> STATED GOAL
In the entries below, identify every line with the string "retaining" and copy it.

■ ■ ■

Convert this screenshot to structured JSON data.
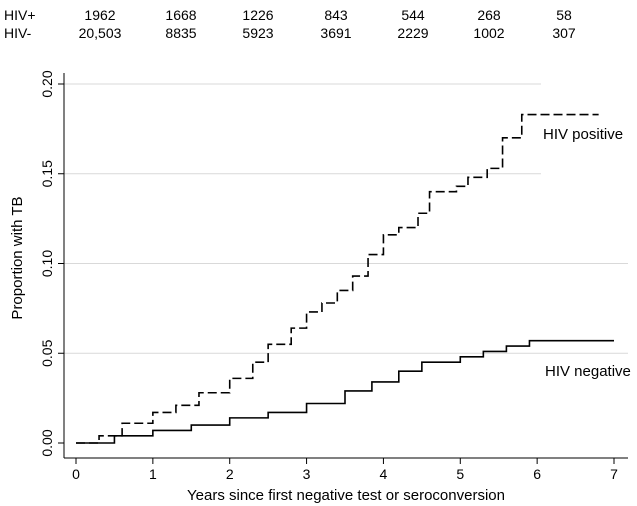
{
  "chart_data": {
    "type": "line",
    "xlabel": "Years since first negative test or seroconversion",
    "ylabel": "Proportion with TB",
    "xlim": [
      0,
      7
    ],
    "ylim": [
      0,
      0.2
    ],
    "x_ticks": [
      "0",
      "1",
      "2",
      "3",
      "4",
      "5",
      "6",
      "7"
    ],
    "y_ticks": [
      "0.00",
      "0.05",
      "0.10",
      "0.15",
      "0.20"
    ],
    "grid": "horizontal",
    "step": true,
    "series": [
      {
        "name": "HIV positive",
        "line_style": "dashed",
        "points": [
          [
            0,
            0
          ],
          [
            0.3,
            0.004
          ],
          [
            0.6,
            0.011
          ],
          [
            1,
            0.017
          ],
          [
            1.3,
            0.021
          ],
          [
            1.6,
            0.028
          ],
          [
            2,
            0.036
          ],
          [
            2.3,
            0.045
          ],
          [
            2.5,
            0.055
          ],
          [
            2.8,
            0.064
          ],
          [
            3,
            0.073
          ],
          [
            3.2,
            0.078
          ],
          [
            3.4,
            0.085
          ],
          [
            3.6,
            0.093
          ],
          [
            3.8,
            0.105
          ],
          [
            4,
            0.116
          ],
          [
            4.2,
            0.12
          ],
          [
            4.45,
            0.128
          ],
          [
            4.6,
            0.14
          ],
          [
            4.95,
            0.143
          ],
          [
            5.1,
            0.148
          ],
          [
            5.35,
            0.153
          ],
          [
            5.55,
            0.17
          ],
          [
            5.8,
            0.183
          ],
          [
            6.8,
            0.183
          ]
        ]
      },
      {
        "name": "HIV negative",
        "line_style": "solid",
        "points": [
          [
            0,
            0
          ],
          [
            0.5,
            0.004
          ],
          [
            1,
            0.007
          ],
          [
            1.5,
            0.01
          ],
          [
            2,
            0.014
          ],
          [
            2.5,
            0.017
          ],
          [
            3,
            0.022
          ],
          [
            3.5,
            0.029
          ],
          [
            3.85,
            0.034
          ],
          [
            4.2,
            0.04
          ],
          [
            4.5,
            0.045
          ],
          [
            5,
            0.048
          ],
          [
            5.3,
            0.051
          ],
          [
            5.6,
            0.054
          ],
          [
            5.9,
            0.057
          ],
          [
            7,
            0.057
          ]
        ]
      }
    ],
    "annotations": [
      {
        "label": "HIV positive"
      },
      {
        "label": "HIV negative"
      }
    ],
    "risk_table": {
      "rows": [
        {
          "label": "HIV+",
          "values": [
            "1962",
            "1668",
            "1226",
            "843",
            "544",
            "268",
            "58"
          ]
        },
        {
          "label": "HIV-",
          "values": [
            "20,503",
            "8835",
            "5923",
            "3691",
            "2229",
            "1002",
            "307"
          ]
        }
      ]
    }
  }
}
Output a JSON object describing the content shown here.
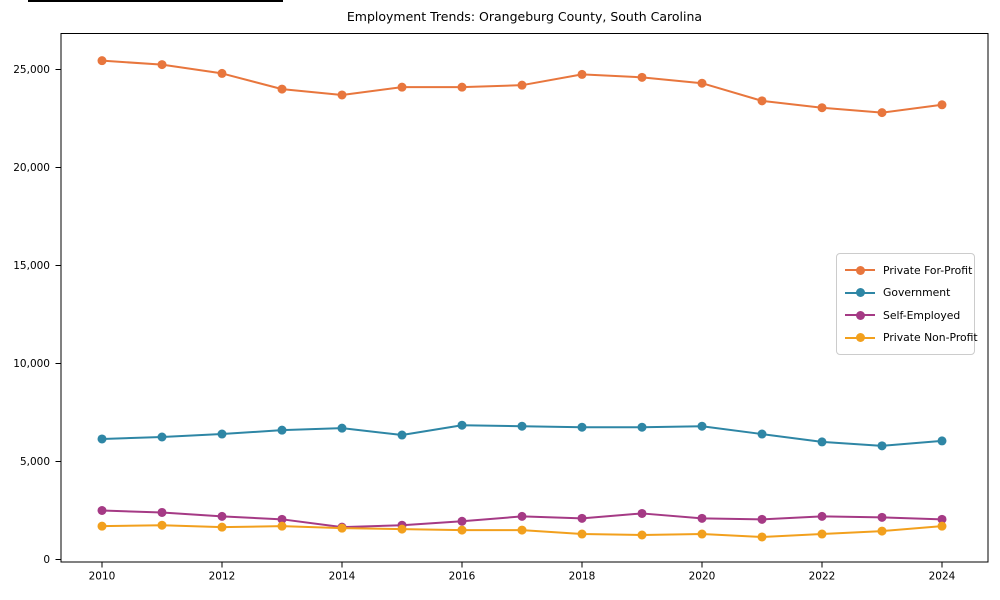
{
  "chart_data": {
    "type": "line",
    "title": "Employment Trends: Orangeburg County, South Carolina",
    "xlabel": "",
    "ylabel": "",
    "grid": false,
    "legend_position": "center right",
    "x": [
      2010,
      2011,
      2012,
      2013,
      2014,
      2015,
      2016,
      2017,
      2018,
      2019,
      2020,
      2021,
      2022,
      2023,
      2024
    ],
    "x_ticks": [
      2010,
      2012,
      2014,
      2016,
      2018,
      2020,
      2022,
      2024
    ],
    "x_tick_labels": [
      "2010",
      "2012",
      "2014",
      "2016",
      "2018",
      "2020",
      "2022",
      "2024"
    ],
    "y_ticks": [
      0,
      5000,
      10000,
      15000,
      20000,
      25000
    ],
    "y_tick_labels": [
      "0",
      "5,000",
      "10,000",
      "15,000",
      "20,000",
      "25,000"
    ],
    "ylim": [
      0,
      26900
    ],
    "series": [
      {
        "name": "Private For-Profit",
        "color": "#e8763d",
        "values": [
          25450,
          25250,
          24800,
          24000,
          23700,
          24100,
          24100,
          24200,
          24750,
          24600,
          24300,
          23400,
          23050,
          22800,
          23200
        ]
      },
      {
        "name": "Government",
        "color": "#2e86a5",
        "values": [
          6150,
          6250,
          6400,
          6600,
          6700,
          6350,
          6850,
          6800,
          6750,
          6750,
          6800,
          6400,
          6000,
          5800,
          6050
        ]
      },
      {
        "name": "Self-Employed",
        "color": "#a53a85",
        "values": [
          2500,
          2400,
          2200,
          2050,
          1650,
          1750,
          1950,
          2200,
          2100,
          2350,
          2100,
          2050,
          2200,
          2150,
          2050
        ]
      },
      {
        "name": "Private Non-Profit",
        "color": "#f2a01d",
        "values": [
          1700,
          1750,
          1650,
          1700,
          1600,
          1550,
          1500,
          1500,
          1300,
          1250,
          1300,
          1150,
          1300,
          1450,
          1700
        ]
      }
    ]
  }
}
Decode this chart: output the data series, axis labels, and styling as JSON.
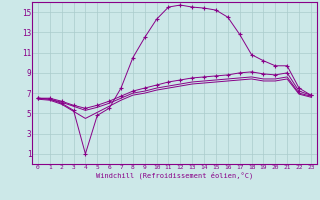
{
  "xlabel": "Windchill (Refroidissement éolien,°C)",
  "bg_color": "#cce8e8",
  "grid_color": "#aacccc",
  "line_color": "#880088",
  "xlim": [
    -0.5,
    23.5
  ],
  "ylim": [
    0,
    16
  ],
  "xticks": [
    0,
    1,
    2,
    3,
    4,
    5,
    6,
    7,
    8,
    9,
    10,
    11,
    12,
    13,
    14,
    15,
    16,
    17,
    18,
    19,
    20,
    21,
    22,
    23
  ],
  "yticks": [
    1,
    3,
    5,
    7,
    9,
    11,
    13,
    15
  ],
  "series": [
    {
      "x": [
        0,
        1,
        2,
        3,
        4,
        5,
        6,
        7,
        8,
        9,
        10,
        11,
        12,
        13,
        14,
        15,
        16,
        17,
        18,
        19,
        20,
        21,
        22,
        23
      ],
      "y": [
        6.5,
        6.5,
        6.2,
        5.8,
        5.5,
        5.8,
        6.2,
        6.7,
        7.2,
        7.5,
        7.8,
        8.1,
        8.3,
        8.5,
        8.6,
        8.7,
        8.8,
        9.0,
        9.1,
        8.9,
        8.8,
        9.0,
        7.2,
        6.8
      ],
      "marker": "+"
    },
    {
      "x": [
        0,
        1,
        2,
        3,
        4,
        5,
        6,
        7,
        8,
        9,
        10,
        11,
        12,
        13,
        14,
        15,
        16,
        17,
        18,
        19,
        20,
        21,
        22,
        23
      ],
      "y": [
        6.5,
        6.4,
        6.1,
        5.7,
        5.3,
        5.6,
        6.0,
        6.5,
        7.0,
        7.2,
        7.5,
        7.7,
        7.9,
        8.1,
        8.2,
        8.3,
        8.4,
        8.5,
        8.6,
        8.4,
        8.4,
        8.6,
        7.0,
        6.7
      ],
      "marker": null
    },
    {
      "x": [
        0,
        1,
        2,
        3,
        4,
        5,
        6,
        7,
        8,
        9,
        10,
        11,
        12,
        13,
        14,
        15,
        16,
        17,
        18,
        19,
        20,
        21,
        22,
        23
      ],
      "y": [
        6.5,
        6.4,
        6.0,
        5.3,
        1.0,
        4.8,
        5.5,
        7.5,
        10.5,
        12.5,
        14.3,
        15.5,
        15.7,
        15.5,
        15.4,
        15.2,
        14.5,
        12.8,
        10.8,
        10.2,
        9.7,
        9.7,
        7.5,
        6.8
      ],
      "marker": "+"
    },
    {
      "x": [
        0,
        1,
        2,
        3,
        4,
        5,
        6,
        7,
        8,
        9,
        10,
        11,
        12,
        13,
        14,
        15,
        16,
        17,
        18,
        19,
        20,
        21,
        22,
        23
      ],
      "y": [
        6.4,
        6.3,
        5.9,
        5.2,
        4.5,
        5.1,
        5.7,
        6.3,
        6.8,
        7.0,
        7.3,
        7.5,
        7.7,
        7.9,
        8.0,
        8.1,
        8.2,
        8.3,
        8.4,
        8.2,
        8.2,
        8.4,
        6.9,
        6.6
      ],
      "marker": null
    }
  ]
}
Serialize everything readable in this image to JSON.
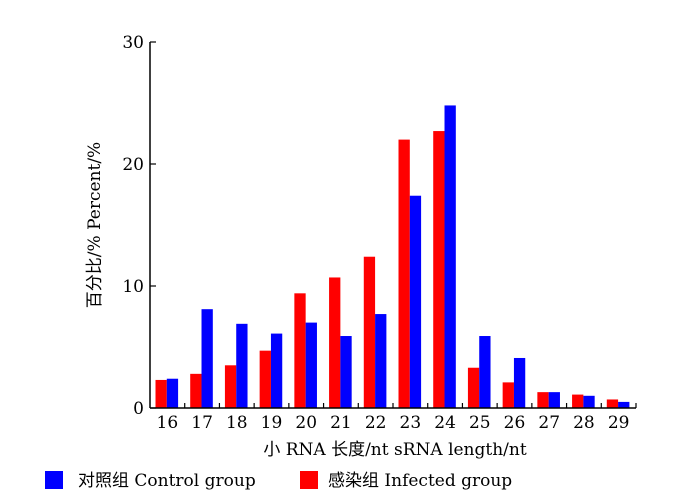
{
  "chart_data": {
    "type": "bar",
    "xlabel": "小 RNA 长度/nt  sRNA  length/nt",
    "ylabel": "百分比/%    Percent/%",
    "ylim": [
      0,
      30
    ],
    "yticks": [
      0,
      10,
      20,
      30
    ],
    "categories": [
      "16",
      "17",
      "18",
      "19",
      "20",
      "21",
      "22",
      "23",
      "24",
      "25",
      "26",
      "27",
      "28",
      "29"
    ],
    "series": [
      {
        "name": "感染组 Infected  group",
        "color": "#ff0000",
        "values": [
          2.3,
          2.8,
          3.5,
          4.7,
          9.4,
          10.7,
          12.4,
          22.0,
          22.7,
          3.3,
          2.1,
          1.3,
          1.1,
          0.7
        ]
      },
      {
        "name": "对照组 Control  group",
        "color": "#0000ff",
        "values": [
          2.4,
          8.1,
          6.9,
          6.1,
          7.0,
          5.9,
          7.7,
          17.4,
          24.8,
          5.9,
          4.1,
          1.3,
          1.0,
          0.5
        ]
      }
    ],
    "legend": [
      {
        "label": "对照组 Control  group",
        "color": "#0000ff"
      },
      {
        "label": "感染组 Infected  group",
        "color": "#ff0000"
      }
    ],
    "legend_position": "bottom"
  }
}
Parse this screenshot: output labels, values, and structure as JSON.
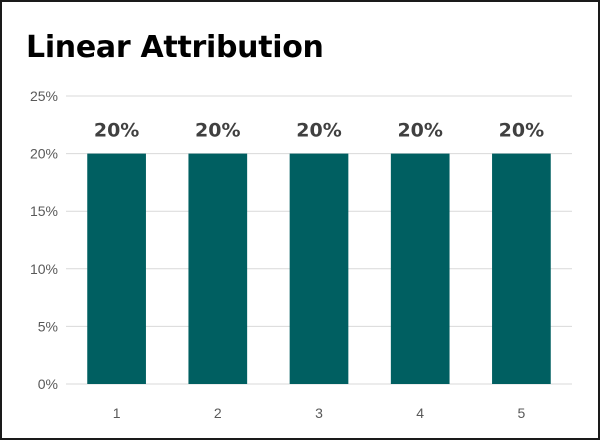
{
  "chart_data": {
    "type": "bar",
    "title": "Linear Attribution",
    "xlabel": "",
    "ylabel": "",
    "categories": [
      "1",
      "2",
      "3",
      "4",
      "5"
    ],
    "values": [
      20,
      20,
      20,
      20,
      20
    ],
    "data_labels": [
      "20%",
      "20%",
      "20%",
      "20%",
      "20%"
    ],
    "ylim": [
      0,
      25
    ],
    "yticks": [
      0,
      5,
      10,
      15,
      20,
      25
    ],
    "ytick_labels": [
      "0%",
      "5%",
      "10%",
      "15%",
      "20%",
      "25%"
    ],
    "grid": true,
    "legend": "none",
    "bar_color": "#005F61"
  }
}
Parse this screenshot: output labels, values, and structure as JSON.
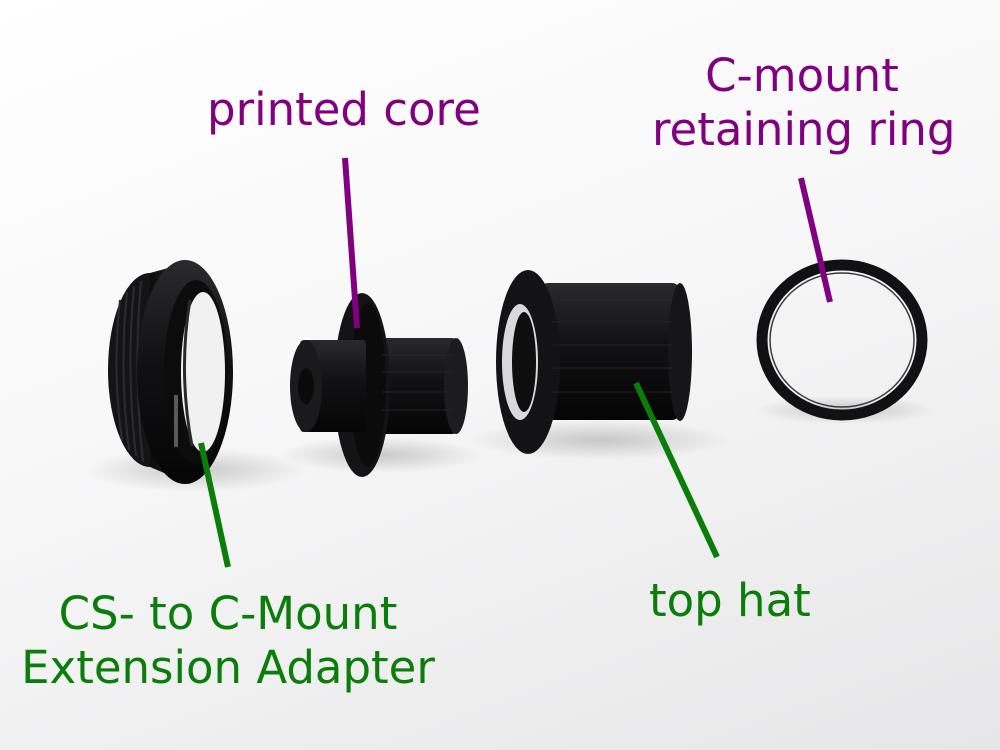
{
  "labels": {
    "printed_core": "printed core",
    "c_mount_ring_line1": "C-mount",
    "c_mount_ring_line2": "retaining ring",
    "top_hat": "top hat",
    "adapter_line1": "CS- to C-Mount",
    "adapter_line2": "Extension Adapter"
  },
  "colors": {
    "purple_callout": "#800080",
    "green_callout": "#0a7d0a",
    "part_color": "#141414",
    "background": "#f4f4f5"
  },
  "parts": [
    "cs-to-c-mount-adapter",
    "printed-core",
    "top-hat",
    "c-mount-retaining-ring"
  ]
}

■ ■ ■

> TASK OUTPUT
    "c_mount_ring_line2": "retaining ring",
    "c-mount-retaining-ring"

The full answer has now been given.